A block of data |

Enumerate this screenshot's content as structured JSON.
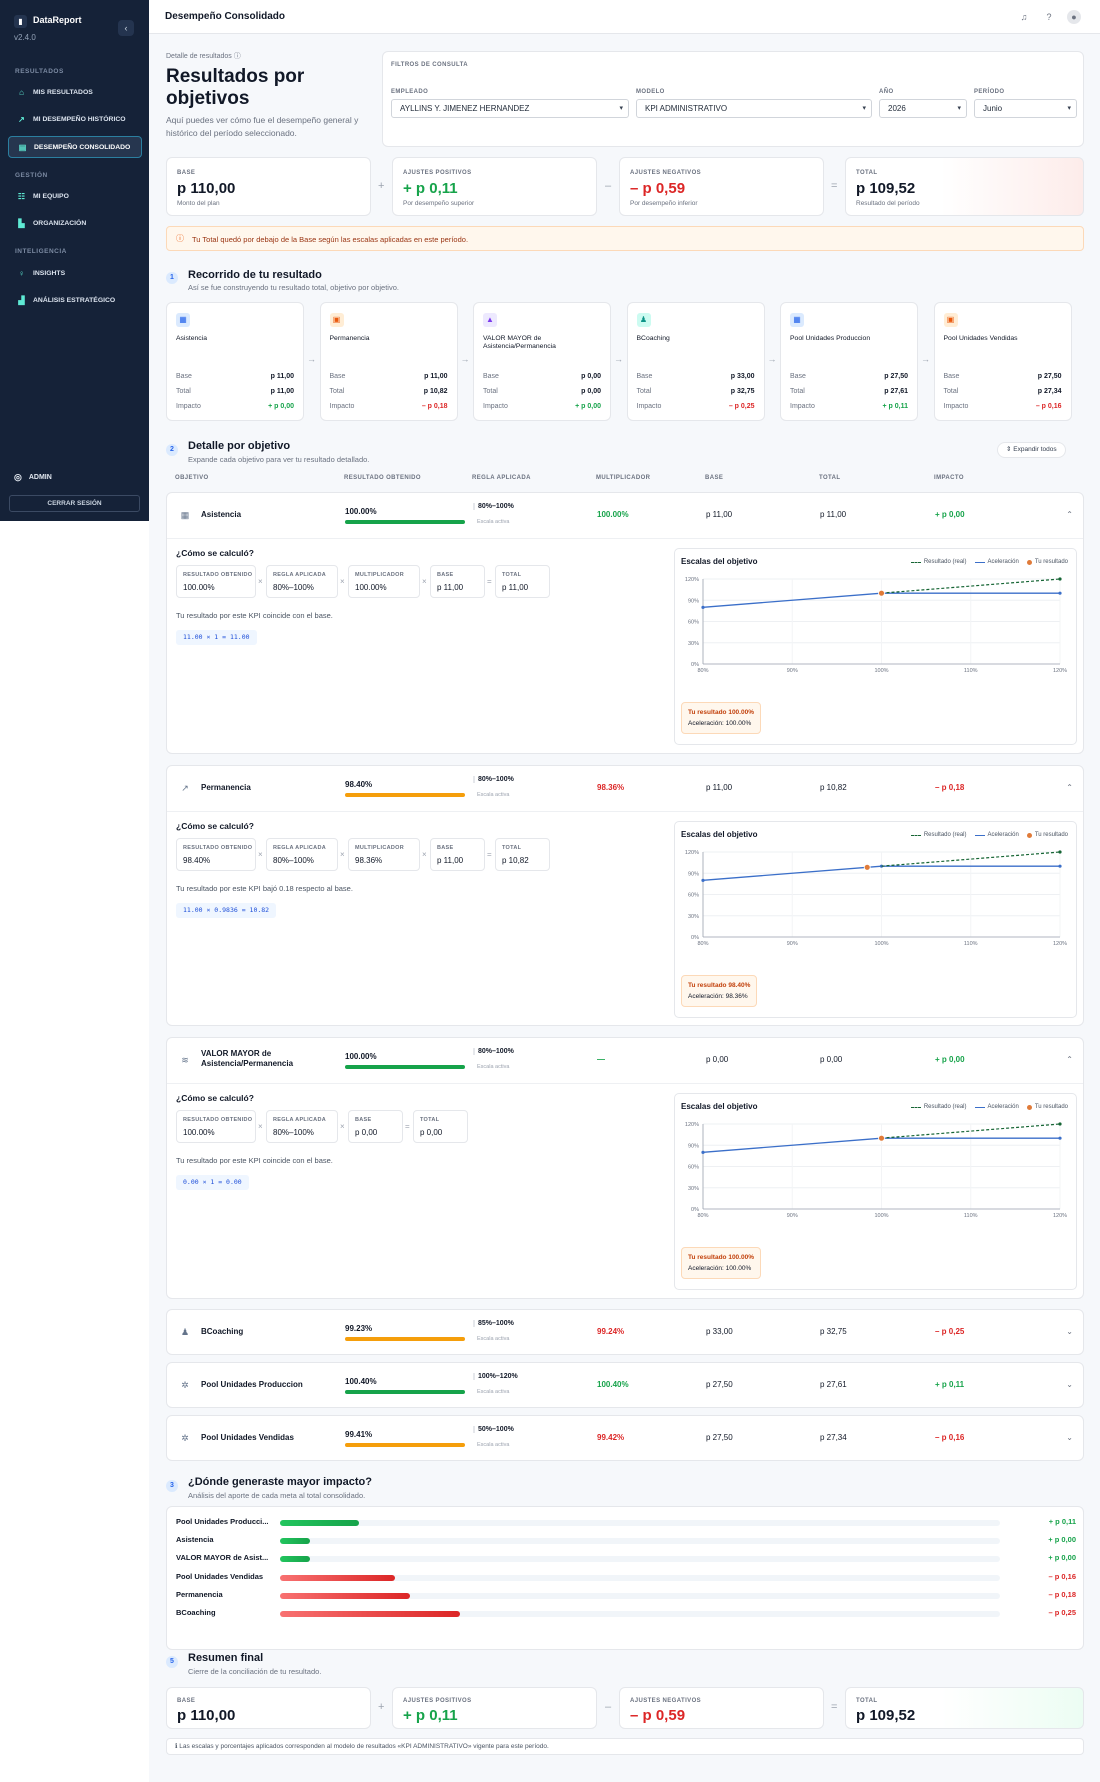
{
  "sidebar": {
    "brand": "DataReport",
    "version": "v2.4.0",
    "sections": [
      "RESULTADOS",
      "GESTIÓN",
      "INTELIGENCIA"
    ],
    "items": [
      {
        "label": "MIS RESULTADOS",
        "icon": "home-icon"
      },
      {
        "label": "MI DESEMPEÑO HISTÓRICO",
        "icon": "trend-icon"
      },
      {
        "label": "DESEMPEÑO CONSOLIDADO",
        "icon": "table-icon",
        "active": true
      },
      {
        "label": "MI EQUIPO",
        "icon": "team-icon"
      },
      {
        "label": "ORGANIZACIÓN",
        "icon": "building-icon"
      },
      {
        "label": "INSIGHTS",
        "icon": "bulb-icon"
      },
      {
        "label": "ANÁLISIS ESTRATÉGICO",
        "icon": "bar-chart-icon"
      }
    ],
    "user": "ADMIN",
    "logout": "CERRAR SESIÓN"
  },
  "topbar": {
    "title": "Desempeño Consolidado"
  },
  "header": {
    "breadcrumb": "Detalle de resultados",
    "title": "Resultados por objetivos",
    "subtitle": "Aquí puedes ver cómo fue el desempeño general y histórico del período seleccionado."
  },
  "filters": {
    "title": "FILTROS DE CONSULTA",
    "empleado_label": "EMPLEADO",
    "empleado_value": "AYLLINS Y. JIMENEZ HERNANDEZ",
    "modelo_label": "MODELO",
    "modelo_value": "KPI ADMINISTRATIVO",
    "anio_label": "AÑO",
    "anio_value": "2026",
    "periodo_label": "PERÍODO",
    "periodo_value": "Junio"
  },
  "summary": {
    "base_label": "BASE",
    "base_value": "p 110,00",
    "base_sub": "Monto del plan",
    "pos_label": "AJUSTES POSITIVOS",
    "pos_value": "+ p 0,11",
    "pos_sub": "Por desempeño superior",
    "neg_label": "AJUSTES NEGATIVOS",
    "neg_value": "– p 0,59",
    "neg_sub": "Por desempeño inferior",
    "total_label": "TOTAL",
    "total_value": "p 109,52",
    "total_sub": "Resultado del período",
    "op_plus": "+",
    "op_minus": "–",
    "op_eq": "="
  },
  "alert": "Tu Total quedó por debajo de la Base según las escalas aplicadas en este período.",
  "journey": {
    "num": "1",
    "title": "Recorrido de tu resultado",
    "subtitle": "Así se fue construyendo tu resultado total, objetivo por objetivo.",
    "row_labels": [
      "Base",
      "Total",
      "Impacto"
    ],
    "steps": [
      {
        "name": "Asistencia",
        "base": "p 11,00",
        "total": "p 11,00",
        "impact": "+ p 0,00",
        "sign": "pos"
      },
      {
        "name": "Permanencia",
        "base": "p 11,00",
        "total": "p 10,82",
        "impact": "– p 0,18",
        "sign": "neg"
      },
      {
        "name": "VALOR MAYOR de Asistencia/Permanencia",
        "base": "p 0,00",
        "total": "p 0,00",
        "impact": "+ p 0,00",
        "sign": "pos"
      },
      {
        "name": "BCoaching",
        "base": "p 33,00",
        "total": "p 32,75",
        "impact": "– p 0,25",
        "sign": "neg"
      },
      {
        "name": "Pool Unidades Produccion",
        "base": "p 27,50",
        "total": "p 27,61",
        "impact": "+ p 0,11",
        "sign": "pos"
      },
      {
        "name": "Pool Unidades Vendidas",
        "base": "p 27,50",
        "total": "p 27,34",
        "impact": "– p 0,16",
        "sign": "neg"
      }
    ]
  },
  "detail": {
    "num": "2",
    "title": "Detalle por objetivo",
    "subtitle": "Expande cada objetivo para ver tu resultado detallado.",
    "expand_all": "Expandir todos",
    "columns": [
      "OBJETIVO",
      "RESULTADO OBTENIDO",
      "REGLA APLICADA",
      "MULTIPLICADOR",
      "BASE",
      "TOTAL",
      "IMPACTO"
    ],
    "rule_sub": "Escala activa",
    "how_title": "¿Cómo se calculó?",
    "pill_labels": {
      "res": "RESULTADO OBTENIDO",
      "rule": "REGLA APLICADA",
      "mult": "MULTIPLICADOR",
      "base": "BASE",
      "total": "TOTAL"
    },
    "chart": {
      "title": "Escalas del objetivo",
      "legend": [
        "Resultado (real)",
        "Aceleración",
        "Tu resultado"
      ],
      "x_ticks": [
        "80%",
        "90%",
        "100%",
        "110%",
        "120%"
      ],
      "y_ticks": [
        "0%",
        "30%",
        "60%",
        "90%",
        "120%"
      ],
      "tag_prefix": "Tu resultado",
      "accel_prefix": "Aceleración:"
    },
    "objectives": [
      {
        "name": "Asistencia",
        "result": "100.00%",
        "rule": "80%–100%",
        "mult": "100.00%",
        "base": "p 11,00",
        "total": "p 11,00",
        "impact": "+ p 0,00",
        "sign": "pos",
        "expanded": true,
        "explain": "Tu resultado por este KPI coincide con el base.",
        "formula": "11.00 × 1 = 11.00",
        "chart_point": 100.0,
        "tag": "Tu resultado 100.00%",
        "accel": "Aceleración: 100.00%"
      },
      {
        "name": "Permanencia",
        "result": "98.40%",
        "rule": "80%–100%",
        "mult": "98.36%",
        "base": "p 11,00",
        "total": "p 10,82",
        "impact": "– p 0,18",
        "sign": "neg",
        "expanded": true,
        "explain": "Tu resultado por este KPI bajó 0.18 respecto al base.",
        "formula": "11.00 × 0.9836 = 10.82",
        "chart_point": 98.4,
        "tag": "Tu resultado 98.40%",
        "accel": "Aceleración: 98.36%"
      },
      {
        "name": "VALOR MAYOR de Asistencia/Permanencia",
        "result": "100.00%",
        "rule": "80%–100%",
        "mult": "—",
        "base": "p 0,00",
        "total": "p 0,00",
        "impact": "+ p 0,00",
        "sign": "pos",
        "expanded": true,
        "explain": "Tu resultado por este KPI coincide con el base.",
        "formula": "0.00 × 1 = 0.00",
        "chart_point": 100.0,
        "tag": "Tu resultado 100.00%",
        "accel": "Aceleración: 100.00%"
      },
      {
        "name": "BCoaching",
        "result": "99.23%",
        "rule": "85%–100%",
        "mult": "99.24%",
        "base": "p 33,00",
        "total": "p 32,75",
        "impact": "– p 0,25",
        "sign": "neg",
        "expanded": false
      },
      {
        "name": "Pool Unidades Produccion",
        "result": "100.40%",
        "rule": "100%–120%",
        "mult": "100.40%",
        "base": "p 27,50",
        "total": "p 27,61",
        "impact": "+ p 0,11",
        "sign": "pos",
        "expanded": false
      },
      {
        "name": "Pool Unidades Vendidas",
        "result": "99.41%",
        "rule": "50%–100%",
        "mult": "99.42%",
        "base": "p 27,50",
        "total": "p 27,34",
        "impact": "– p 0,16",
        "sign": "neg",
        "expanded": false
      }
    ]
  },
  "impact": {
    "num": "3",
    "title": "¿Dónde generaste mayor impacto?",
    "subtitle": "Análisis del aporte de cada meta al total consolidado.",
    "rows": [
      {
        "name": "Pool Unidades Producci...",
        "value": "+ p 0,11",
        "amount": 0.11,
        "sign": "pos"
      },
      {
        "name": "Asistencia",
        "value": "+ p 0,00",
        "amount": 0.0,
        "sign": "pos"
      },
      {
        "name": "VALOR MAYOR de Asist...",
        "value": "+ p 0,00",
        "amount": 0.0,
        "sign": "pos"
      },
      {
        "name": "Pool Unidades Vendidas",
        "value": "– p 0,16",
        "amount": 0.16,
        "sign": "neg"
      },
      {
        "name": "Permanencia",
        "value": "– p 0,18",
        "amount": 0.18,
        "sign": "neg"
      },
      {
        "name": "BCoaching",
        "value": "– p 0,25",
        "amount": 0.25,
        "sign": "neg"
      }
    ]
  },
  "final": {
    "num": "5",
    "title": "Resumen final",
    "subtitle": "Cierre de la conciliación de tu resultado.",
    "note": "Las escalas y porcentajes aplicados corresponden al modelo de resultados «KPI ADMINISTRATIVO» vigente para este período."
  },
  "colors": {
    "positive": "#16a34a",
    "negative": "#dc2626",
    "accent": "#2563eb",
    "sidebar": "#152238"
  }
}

Aim of the task | For the entries shown above, give the number of lines that include the word "MULTIPLICADOR", without any other text.

Answer in full | 2